STATED TASK: Without the pictures, print each of the records below exactly as it appears.

MATERIAL SHOWN:
>>
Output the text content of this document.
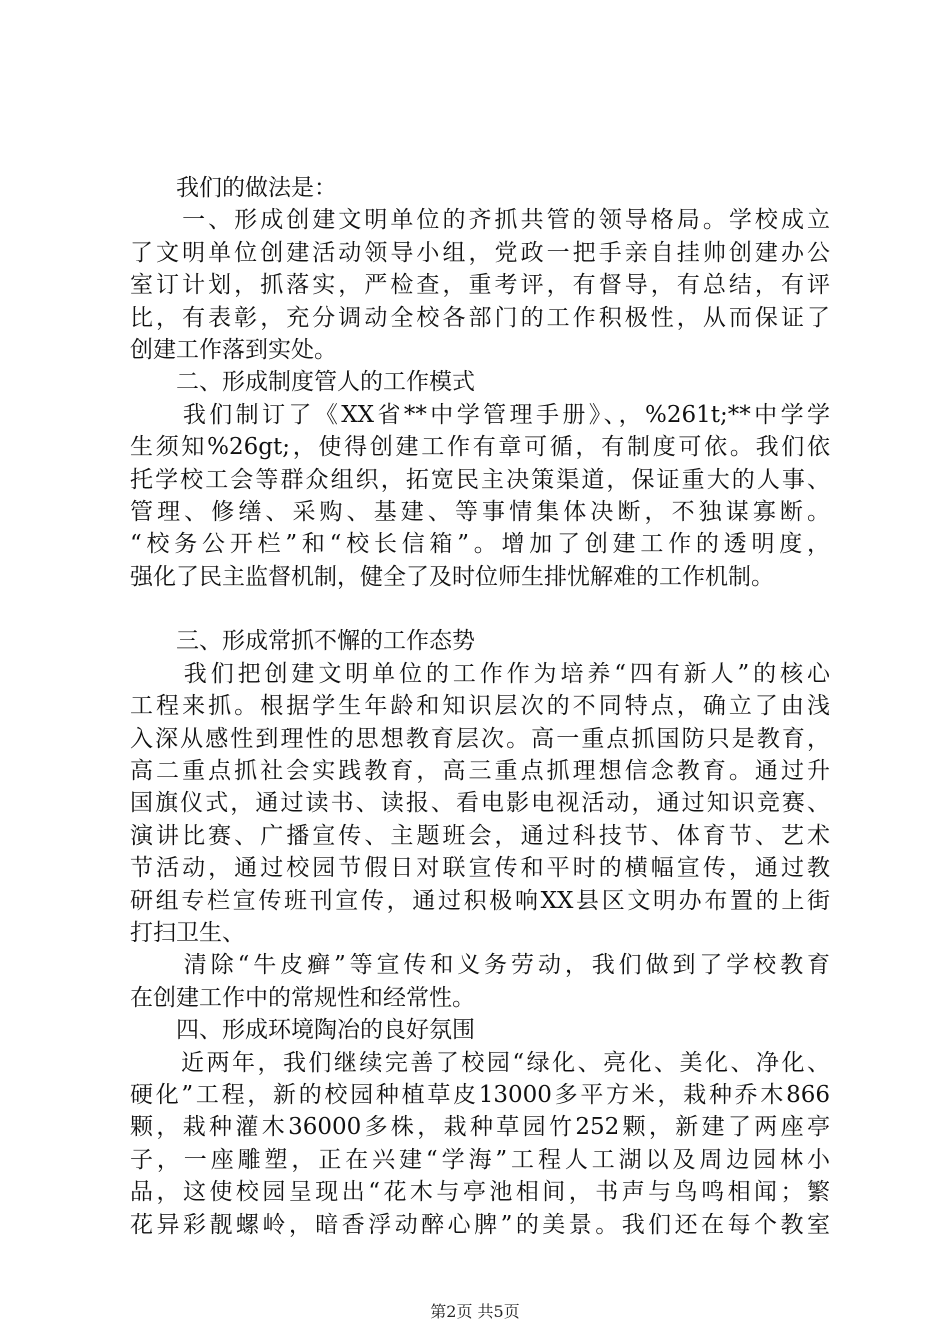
　　我们的做法是：
　　一、形成创建文明单位的齐抓共管的领导格局。学校成立
了文明单位创建活动领导小组，党政一把手亲自挂帅创建办公
室订计划，抓落实，严检查，重考评，有督导，有总结，有评
比，有表彰，充分调动全校各部门的工作积极性，从而保证了
创建工作落到实处。
　　二、形成制度管人的工作模式
　　我们制订了《XX省**中学管理手册》、，%261t;**中学学
生须知%26gt;，使得创建工作有章可循，有制度可依。我们依
托学校工会等群众组织，拓宽民主决策渠道，保证重大的人事、
管理、修缮、采购、基建、等事情集体决断，不独谋寡断。
“校务公开栏”和“校长信箱”。增加了创建工作的透明度，
强化了民主监督机制，健全了及时位师生排忧解难的工作机制。
　　三、形成常抓不懈的工作态势
　　我们把创建文明单位的工作作为培养“四有新人”的核心
工程来抓。根据学生年龄和知识层次的不同特点，确立了由浅
入深从感性到理性的思想教育层次。高一重点抓国防只是教育，
高二重点抓社会实践教育，高三重点抓理想信念教育。通过升
国旗仪式，通过读书、读报、看电影电视活动，通过知识竞赛、
演讲比赛、广播宣传、主题班会，通过科技节、体育节、艺术
节活动，通过校园节假日对联宣传和平时的横幅宣传，通过教
研组专栏宣传班刊宣传，通过积极响XX县区文明办布置的上街
打扫卫生、
　　清除“牛皮癣”等宣传和义务劳动，我们做到了学校教育
在创建工作中的常规性和经常性。
　　四、形成环境陶冶的良好氛围
　　近两年，我们继续完善了校园“绿化、亮化、美化、净化、
硬化”工程，新的校园种植草皮13000多平方米，栽种乔木866
颗，栽种灌木36000多株，栽种草园竹252颗，新建了两座亭
子，一座雕塑，正在兴建“学海”工程人工湖以及周边园林小
品，这使校园呈现出“花木与亭池相间，书声与鸟鸣相闻；繁
花异彩靓螺岭，暗香浮动醉心脾”的美景。我们还在每个教室
第2页 共5页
<<
WRITTEN RESPONSE:
Output the text content of this document.
　　我们的做法是：
　　一、形成创建文明单位的齐抓共管的领导格局。学校成立
了文明单位创建活动领导小组，党政一把手亲自挂帅创建办公
室订计划，抓落实，严检查，重考评，有督导，有总结，有评
比，有表彰，充分调动全校各部门的工作积极性，从而保证了
创建工作落到实处。
　　二、形成制度管人的工作模式
　　我们制订了《XX省**中学管理手册》、，%261t;**中学学
生须知%26gt;，使得创建工作有章可循，有制度可依。我们依
托学校工会等群众组织，拓宽民主决策渠道，保证重大的人事、
管理、修缮、采购、基建、等事情集体决断，不独谋寡断。
“校务公开栏”和“校长信箱”。增加了创建工作的透明度，
强化了民主监督机制，健全了及时位师生排忧解难的工作机制。
　　三、形成常抓不懈的工作态势
　　我们把创建文明单位的工作作为培养“四有新人”的核心
工程来抓。根据学生年龄和知识层次的不同特点，确立了由浅
入深从感性到理性的思想教育层次。高一重点抓国防只是教育，
高二重点抓社会实践教育，高三重点抓理想信念教育。通过升
国旗仪式，通过读书、读报、看电影电视活动，通过知识竞赛、
演讲比赛、广播宣传、主题班会，通过科技节、体育节、艺术
节活动，通过校园节假日对联宣传和平时的横幅宣传，通过教
研组专栏宣传班刊宣传，通过积极响XX县区文明办布置的上街
打扫卫生、
　　清除“牛皮癣”等宣传和义务劳动，我们做到了学校教育
在创建工作中的常规性和经常性。
　　四、形成环境陶冶的良好氛围
　　近两年，我们继续完善了校园“绿化、亮化、美化、净化、
硬化”工程，新的校园种植草皮13000多平方米，栽种乔木866
颗，栽种灌木36000多株，栽种草园竹252颗，新建了两座亭
子，一座雕塑，正在兴建“学海”工程人工湖以及周边园林小
品，这使校园呈现出“花木与亭池相间，书声与鸟鸣相闻；繁
花异彩靓螺岭，暗香浮动醉心脾”的美景。我们还在每个教室
第2页 共5页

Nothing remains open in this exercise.